* **Task statement**
Gather from the material every line that contains the string "text".

Saved entries:
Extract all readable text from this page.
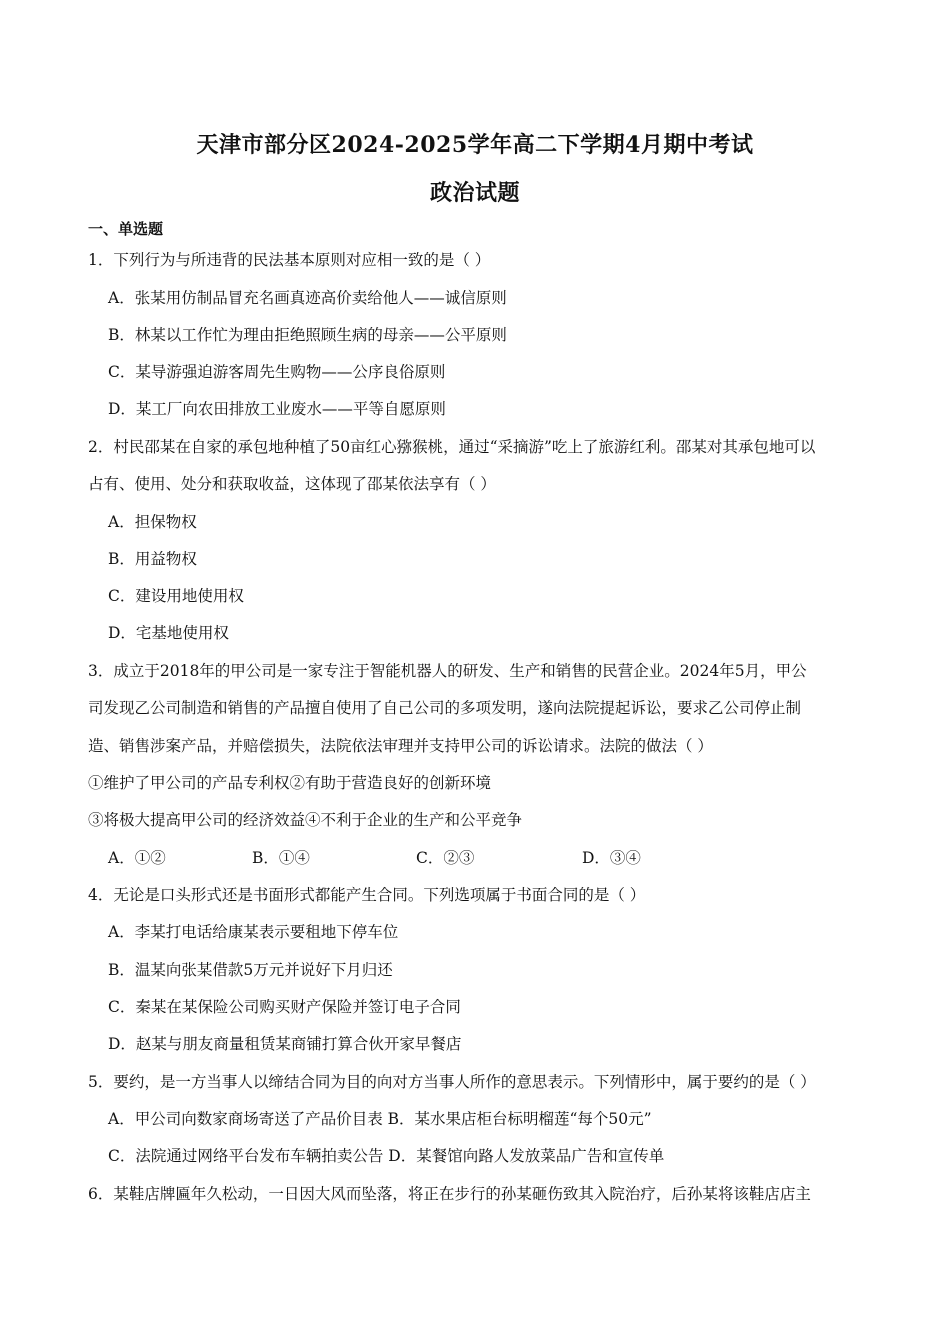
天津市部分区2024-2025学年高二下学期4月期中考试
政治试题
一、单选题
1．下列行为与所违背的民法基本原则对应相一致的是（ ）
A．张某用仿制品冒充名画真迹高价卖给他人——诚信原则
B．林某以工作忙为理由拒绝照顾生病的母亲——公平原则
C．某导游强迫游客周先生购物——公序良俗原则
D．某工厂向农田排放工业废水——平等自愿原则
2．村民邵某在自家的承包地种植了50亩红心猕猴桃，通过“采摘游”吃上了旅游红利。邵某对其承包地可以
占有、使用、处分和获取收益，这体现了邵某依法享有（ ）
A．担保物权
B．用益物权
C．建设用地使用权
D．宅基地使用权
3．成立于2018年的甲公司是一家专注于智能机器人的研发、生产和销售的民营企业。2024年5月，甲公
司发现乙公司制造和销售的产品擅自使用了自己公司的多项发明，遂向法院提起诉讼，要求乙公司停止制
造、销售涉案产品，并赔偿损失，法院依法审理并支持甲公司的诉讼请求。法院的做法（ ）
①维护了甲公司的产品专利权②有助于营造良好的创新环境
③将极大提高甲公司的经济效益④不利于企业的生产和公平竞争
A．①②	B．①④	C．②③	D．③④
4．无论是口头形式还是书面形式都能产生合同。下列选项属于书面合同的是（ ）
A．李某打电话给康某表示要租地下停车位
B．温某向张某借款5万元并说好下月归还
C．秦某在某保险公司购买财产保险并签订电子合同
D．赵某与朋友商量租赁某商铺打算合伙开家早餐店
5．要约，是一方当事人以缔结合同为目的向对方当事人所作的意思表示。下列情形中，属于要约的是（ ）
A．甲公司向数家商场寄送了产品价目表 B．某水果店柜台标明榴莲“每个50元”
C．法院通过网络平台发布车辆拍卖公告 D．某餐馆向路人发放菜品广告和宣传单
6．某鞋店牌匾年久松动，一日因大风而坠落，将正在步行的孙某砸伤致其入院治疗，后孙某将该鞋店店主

...

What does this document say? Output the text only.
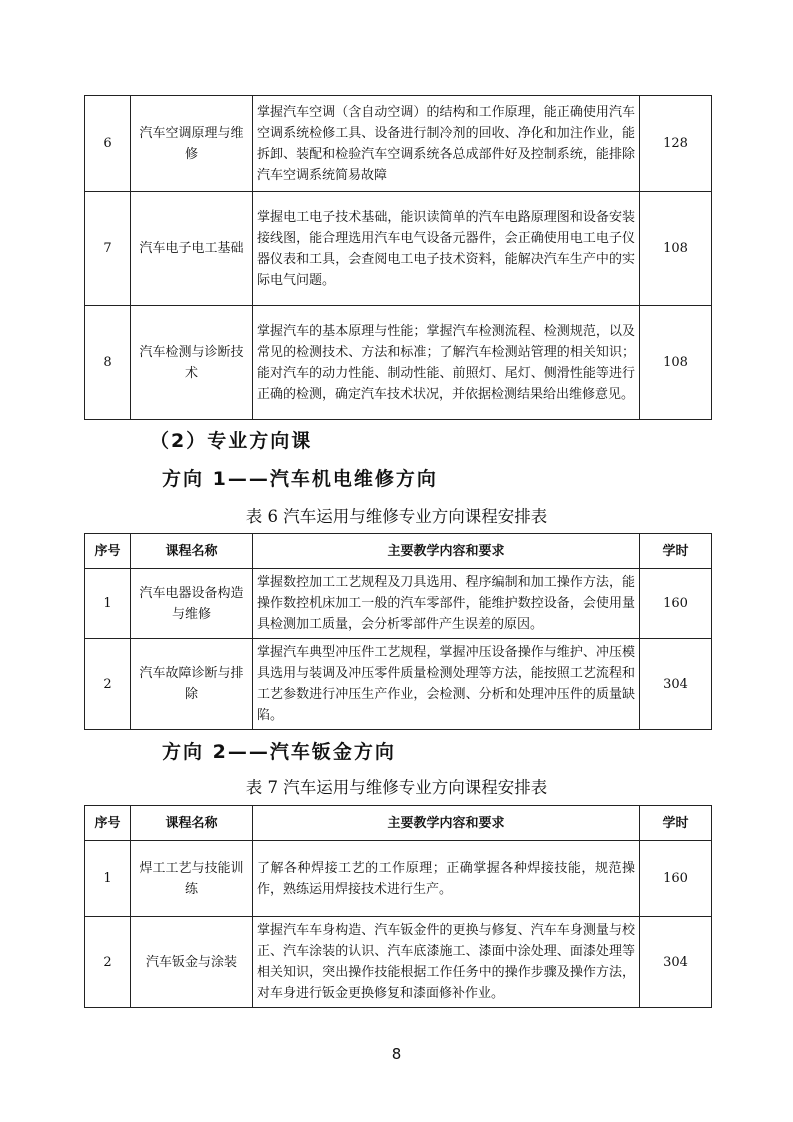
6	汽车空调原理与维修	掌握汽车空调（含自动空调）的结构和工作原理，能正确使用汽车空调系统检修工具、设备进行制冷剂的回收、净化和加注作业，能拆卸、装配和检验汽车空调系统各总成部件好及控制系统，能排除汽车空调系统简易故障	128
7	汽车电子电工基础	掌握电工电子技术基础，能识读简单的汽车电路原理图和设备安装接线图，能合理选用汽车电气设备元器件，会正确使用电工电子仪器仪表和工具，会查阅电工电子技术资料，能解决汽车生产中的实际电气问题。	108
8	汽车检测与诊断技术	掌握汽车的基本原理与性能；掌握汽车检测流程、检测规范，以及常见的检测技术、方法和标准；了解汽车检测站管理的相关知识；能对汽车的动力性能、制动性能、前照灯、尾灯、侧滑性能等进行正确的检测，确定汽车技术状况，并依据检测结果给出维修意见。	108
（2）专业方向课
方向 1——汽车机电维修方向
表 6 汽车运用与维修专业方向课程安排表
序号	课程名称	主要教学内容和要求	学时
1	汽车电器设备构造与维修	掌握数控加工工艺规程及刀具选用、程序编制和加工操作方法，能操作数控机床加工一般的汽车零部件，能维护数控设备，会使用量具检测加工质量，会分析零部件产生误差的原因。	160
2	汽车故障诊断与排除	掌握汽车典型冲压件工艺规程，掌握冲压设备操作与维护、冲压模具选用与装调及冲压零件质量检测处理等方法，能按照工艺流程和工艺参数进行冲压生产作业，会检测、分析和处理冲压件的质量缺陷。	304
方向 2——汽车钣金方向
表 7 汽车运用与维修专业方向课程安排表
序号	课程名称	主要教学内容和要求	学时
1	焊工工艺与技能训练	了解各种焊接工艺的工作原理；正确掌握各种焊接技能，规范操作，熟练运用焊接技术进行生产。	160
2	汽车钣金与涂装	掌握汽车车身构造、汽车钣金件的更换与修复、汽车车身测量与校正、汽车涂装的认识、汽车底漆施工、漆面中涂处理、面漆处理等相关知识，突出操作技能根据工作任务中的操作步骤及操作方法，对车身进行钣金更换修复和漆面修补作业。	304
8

* **Task output**
Extract all readable text from this page.
What does this document say? Output the text only.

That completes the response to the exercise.